_Short exercise_
Retype the data below without altering anything.

_Supplied entries_
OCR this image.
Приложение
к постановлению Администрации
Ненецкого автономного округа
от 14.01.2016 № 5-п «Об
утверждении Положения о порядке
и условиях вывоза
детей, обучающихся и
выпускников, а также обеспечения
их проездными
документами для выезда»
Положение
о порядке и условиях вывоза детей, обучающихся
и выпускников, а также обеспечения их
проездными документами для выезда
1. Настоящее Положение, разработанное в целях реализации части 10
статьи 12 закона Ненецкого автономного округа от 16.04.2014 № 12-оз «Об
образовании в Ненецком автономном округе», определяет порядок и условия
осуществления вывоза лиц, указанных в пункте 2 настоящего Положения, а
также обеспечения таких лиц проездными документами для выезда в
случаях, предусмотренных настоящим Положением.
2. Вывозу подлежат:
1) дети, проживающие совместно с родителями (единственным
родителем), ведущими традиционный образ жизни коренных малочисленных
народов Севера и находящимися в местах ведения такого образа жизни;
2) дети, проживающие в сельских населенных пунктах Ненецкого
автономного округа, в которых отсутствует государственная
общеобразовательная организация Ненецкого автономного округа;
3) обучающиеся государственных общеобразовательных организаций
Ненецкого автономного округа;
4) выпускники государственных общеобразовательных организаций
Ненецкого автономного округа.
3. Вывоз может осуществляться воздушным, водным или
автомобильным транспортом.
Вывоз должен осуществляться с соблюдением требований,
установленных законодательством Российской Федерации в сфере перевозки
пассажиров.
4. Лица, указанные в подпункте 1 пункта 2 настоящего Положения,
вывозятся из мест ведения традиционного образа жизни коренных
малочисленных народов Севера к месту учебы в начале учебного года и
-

_The answer_
OCR this image.
Приложение
к постановлению Администрации
Ненецкого автономного округа
от 14.01.2016 № 5-п «Об
утверждении Положения о порядке
и условиях вывоза
детей, обучающихся и
выпускников, а также обеспечения
их проездными
документами для выезда»
Положение
о порядке и условиях вывоза детей, обучающихся
и выпускников, а также обеспечения их
проездными документами для выезда
1. Настоящее Положение, разработанное в целях реализации части 10
статьи 12 закона Ненецкого автономного округа от 16.04.2014 № 12-оз «Об
образовании в Ненецком автономном округе», определяет порядок и условия
осуществления вывоза лиц, указанных в пункте 2 настоящего Положения, а
также обеспечения таких лиц проездными документами для выезда в
случаях, предусмотренных настоящим Положением.
2. Вывозу подлежат:
1) дети, проживающие совместно с родителями (единственным
родителем), ведущими традиционный образ жизни коренных малочисленных
народов Севера и находящимися в местах ведения такого образа жизни;
2) дети, проживающие в сельских населенных пунктах Ненецкого
автономного округа, в которых отсутствует государственная
общеобразовательная организация Ненецкого автономного округа;
3) обучающиеся государственных общеобразовательных организаций
Ненецкого автономного округа;
4) выпускники государственных общеобразовательных организаций
Ненецкого автономного округа.
3. Вывоз может осуществляться воздушным, водным или
автомобильным транспортом.
Вывоз должен осуществляться с соблюдением требований,
установленных законодательством Российской Федерации в сфере перевозки
пассажиров.
4. Лица, указанные в подпункте 1 пункта 2 настоящего Положения,
вывозятся из мест ведения традиционного образа жизни коренных
малочисленных народов Севера к месту учебы в начале учебного года и
-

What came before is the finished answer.